> YOUR TASK: Do not copy the pictures; transcribe all other material exactly.

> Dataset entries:
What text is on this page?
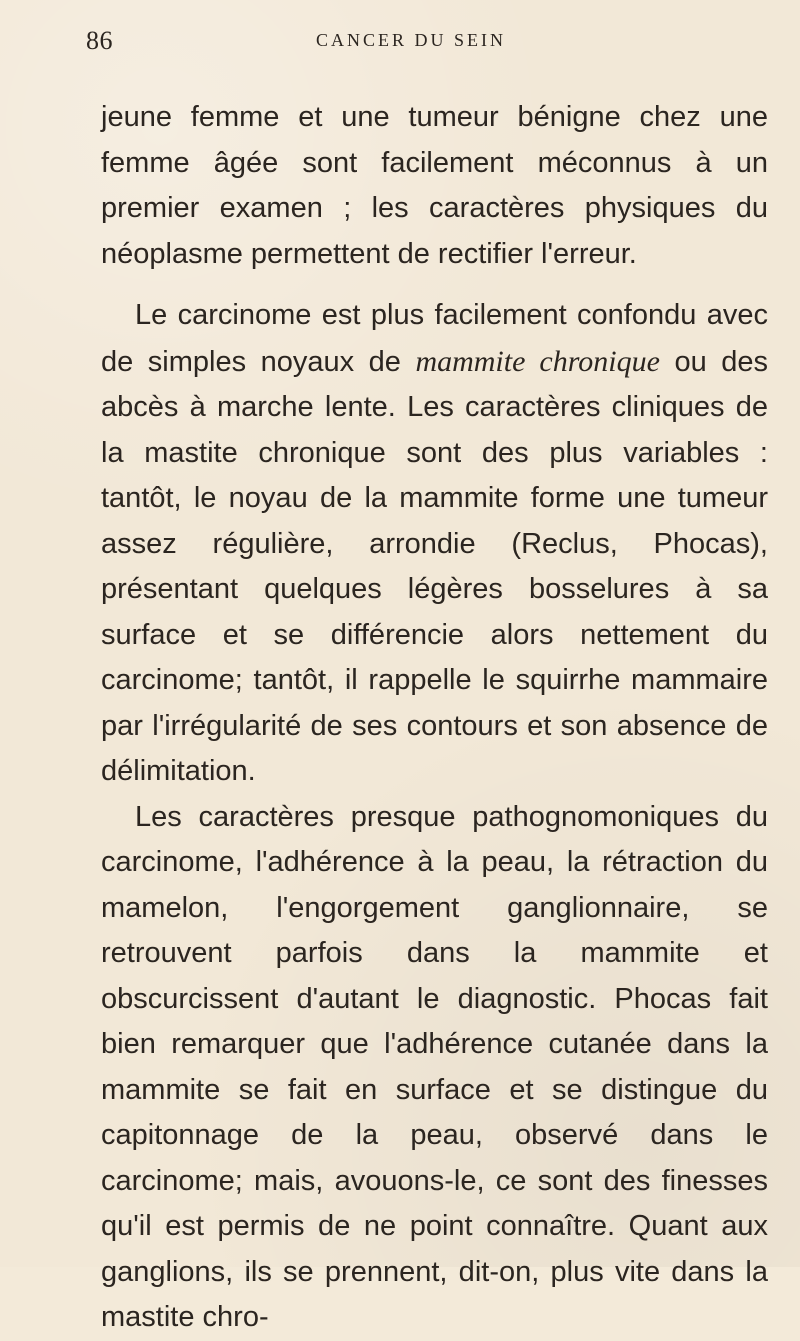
86	CANCER DU SEIN

jeune femme et une tumeur bénigne chez une femme âgée sont facilement méconnus à un premier examen ; les caractères physiques du néoplasme permettent de rectifier l'erreur.

Le carcinome est plus facilement confondu avec de simples noyaux de mammite chronique ou des abcès à marche lente. Les caractères cliniques de la mastite chronique sont des plus variables : tantôt, le noyau de la mammite forme une tumeur assez régulière, arrondie (Reclus, Phocas), présentant quelques légères bosselures à sa surface et se différencie alors nettement du carcinome; tantôt, il rappelle le squirrhe mammaire par l'irrégularité de ses contours et son absence de délimitation.

Les caractères presque pathognomoniques du carcinome, l'adhérence à la peau, la rétraction du mamelon, l'engorgement ganglionnaire, se retrouvent parfois dans la mammite et obscurcissent d'autant le diagnostic. Phocas fait bien remarquer que l'adhérence cutanée dans la mammite se fait en surface et se distingue du capitonnage de la peau, observé dans le carcinome; mais, avouons-le, ce sont des finesses qu'il est permis de ne point connaître. Quant aux ganglions, ils se prennent, dit-on, plus vite dans la mastite chro-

> WRITTEN ANSWER:
What text is on this page?
86	CANCER DU SEIN

jeune femme et une tumeur bénigne chez une femme âgée sont facilement méconnus à un premier examen ; les caractères physiques du néoplasme permettent de rectifier l'erreur.

Le carcinome est plus facilement confondu avec de simples noyaux de mammite chronique ou des abcès à marche lente. Les caractères cliniques de la mastite chronique sont des plus variables : tantôt, le noyau de la mammite forme une tumeur assez régulière, arrondie (Reclus, Phocas), présentant quelques légères bosselures à sa surface et se différencie alors nettement du carcinome; tantôt, il rappelle le squirrhe mammaire par l'irrégularité de ses contours et son absence de délimitation.

Les caractères presque pathognomoniques du carcinome, l'adhérence à la peau, la rétraction du mamelon, l'engorgement ganglionnaire, se retrouvent parfois dans la mammite et obscurcissent d'autant le diagnostic. Phocas fait bien remarquer que l'adhérence cutanée dans la mammite se fait en surface et se distingue du capitonnage de la peau, observé dans le carcinome; mais, avouons-le, ce sont des finesses qu'il est permis de ne point connaître. Quant aux ganglions, ils se prennent, dit-on, plus vite dans la mastite chro-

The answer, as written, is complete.